• _DIRECTIVE_
Where the data below has the string "wikipedia", return the whole line.

• _AVAILABLE RECORDS_
———
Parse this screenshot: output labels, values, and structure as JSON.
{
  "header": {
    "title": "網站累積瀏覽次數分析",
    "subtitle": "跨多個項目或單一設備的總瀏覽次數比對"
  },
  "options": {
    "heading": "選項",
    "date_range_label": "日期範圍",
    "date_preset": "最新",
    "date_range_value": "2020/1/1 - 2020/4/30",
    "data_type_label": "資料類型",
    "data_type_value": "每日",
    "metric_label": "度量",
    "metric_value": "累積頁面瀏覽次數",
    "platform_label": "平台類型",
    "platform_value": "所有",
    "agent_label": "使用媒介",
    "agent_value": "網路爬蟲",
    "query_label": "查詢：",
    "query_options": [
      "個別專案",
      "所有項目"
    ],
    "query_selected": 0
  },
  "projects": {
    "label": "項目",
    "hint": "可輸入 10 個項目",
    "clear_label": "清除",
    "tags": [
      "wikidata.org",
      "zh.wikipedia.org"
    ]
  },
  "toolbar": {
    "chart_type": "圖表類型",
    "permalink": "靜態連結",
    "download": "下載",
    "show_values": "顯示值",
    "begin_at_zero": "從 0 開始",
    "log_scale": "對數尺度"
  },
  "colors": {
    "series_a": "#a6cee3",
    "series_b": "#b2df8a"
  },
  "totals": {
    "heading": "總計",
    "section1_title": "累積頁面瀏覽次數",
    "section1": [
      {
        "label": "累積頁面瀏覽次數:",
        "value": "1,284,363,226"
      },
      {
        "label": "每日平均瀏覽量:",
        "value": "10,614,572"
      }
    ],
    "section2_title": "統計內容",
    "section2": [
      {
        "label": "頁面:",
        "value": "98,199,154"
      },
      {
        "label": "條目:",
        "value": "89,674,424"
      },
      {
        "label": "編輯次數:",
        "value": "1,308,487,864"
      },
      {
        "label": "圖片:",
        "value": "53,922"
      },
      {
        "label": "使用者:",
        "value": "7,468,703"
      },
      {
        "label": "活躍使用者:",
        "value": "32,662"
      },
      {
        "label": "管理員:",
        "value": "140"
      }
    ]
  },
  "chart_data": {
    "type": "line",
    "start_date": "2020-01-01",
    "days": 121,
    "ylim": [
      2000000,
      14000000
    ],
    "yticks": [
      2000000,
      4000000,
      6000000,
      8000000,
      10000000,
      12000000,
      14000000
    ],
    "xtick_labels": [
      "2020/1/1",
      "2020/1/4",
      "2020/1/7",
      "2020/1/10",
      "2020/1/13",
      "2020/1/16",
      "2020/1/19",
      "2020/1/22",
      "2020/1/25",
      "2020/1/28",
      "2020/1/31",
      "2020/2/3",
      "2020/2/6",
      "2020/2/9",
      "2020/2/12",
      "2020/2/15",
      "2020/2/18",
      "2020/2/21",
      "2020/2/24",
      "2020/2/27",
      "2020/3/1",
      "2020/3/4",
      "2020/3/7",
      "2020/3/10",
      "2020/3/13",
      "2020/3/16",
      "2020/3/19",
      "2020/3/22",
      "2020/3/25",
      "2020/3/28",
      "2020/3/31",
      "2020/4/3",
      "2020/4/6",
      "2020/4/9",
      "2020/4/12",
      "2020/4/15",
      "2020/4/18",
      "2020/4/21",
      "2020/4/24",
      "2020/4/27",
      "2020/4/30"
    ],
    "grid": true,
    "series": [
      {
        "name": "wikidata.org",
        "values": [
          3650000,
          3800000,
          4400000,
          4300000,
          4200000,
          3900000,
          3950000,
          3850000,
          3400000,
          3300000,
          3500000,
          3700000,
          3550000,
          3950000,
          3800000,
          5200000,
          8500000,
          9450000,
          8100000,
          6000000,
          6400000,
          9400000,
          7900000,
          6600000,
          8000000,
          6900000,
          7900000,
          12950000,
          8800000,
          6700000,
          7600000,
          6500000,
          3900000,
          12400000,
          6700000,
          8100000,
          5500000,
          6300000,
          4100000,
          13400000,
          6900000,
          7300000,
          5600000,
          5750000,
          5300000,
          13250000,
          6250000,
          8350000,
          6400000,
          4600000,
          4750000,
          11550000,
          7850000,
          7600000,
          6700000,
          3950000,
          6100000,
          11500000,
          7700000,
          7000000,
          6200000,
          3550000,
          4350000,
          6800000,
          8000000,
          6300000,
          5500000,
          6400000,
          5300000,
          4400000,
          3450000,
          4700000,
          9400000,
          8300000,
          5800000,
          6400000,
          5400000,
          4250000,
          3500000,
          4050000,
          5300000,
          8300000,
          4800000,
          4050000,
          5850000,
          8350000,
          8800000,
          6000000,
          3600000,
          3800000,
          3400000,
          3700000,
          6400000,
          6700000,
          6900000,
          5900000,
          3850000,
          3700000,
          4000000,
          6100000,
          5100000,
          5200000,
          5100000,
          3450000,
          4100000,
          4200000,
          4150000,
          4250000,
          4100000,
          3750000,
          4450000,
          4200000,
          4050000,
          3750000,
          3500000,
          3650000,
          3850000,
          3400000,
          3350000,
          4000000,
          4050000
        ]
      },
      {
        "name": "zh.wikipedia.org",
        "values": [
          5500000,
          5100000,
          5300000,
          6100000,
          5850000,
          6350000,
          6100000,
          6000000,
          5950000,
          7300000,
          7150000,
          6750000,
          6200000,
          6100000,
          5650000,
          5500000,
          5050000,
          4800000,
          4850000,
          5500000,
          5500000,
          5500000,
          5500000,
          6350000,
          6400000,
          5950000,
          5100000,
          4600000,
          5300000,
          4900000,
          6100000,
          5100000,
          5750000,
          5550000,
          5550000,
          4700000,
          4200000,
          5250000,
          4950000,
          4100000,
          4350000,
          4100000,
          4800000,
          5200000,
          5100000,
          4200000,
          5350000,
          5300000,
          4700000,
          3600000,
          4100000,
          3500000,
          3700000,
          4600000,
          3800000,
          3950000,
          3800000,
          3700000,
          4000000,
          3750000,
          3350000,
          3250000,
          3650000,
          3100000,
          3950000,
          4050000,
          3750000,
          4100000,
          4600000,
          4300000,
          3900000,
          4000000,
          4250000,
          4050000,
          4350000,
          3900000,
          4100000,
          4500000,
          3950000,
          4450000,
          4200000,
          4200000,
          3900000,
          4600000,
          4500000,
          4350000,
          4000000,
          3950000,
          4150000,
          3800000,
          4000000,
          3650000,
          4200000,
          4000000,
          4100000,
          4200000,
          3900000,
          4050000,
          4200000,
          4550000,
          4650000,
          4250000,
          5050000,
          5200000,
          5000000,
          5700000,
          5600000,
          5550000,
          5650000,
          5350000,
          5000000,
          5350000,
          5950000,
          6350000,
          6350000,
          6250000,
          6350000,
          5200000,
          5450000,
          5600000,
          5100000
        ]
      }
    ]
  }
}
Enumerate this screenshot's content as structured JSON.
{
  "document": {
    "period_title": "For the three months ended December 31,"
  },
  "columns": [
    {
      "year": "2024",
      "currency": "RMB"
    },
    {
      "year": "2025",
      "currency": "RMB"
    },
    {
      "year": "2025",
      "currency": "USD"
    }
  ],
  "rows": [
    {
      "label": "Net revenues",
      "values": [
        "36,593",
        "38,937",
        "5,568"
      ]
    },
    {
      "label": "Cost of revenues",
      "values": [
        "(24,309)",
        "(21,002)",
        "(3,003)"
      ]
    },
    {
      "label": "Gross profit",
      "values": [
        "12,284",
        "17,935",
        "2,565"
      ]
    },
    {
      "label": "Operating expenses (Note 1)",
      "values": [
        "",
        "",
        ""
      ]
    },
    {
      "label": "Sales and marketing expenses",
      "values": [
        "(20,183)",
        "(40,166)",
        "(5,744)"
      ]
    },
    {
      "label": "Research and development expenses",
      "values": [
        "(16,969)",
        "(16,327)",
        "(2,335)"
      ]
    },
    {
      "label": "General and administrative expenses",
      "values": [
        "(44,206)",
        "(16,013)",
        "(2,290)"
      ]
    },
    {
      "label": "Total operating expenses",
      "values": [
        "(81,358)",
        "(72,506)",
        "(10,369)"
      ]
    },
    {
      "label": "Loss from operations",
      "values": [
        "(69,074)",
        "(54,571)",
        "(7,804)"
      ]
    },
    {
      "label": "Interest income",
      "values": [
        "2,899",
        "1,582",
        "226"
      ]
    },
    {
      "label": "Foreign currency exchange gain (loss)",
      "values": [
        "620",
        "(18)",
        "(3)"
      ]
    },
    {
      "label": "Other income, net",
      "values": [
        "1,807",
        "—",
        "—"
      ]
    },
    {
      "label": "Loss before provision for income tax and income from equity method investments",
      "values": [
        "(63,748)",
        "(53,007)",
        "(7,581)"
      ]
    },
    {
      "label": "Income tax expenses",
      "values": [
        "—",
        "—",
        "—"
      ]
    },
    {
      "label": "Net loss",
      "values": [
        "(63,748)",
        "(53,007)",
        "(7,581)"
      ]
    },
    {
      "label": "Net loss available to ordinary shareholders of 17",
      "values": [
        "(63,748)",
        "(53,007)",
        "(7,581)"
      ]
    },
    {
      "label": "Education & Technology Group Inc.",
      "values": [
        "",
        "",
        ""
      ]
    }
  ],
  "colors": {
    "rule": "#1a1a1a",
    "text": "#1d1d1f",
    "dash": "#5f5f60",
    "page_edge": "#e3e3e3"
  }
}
———
• _CORRECT RESULT_
      "zh.wikipedia.org"
        "name": "zh.wikipedia.org",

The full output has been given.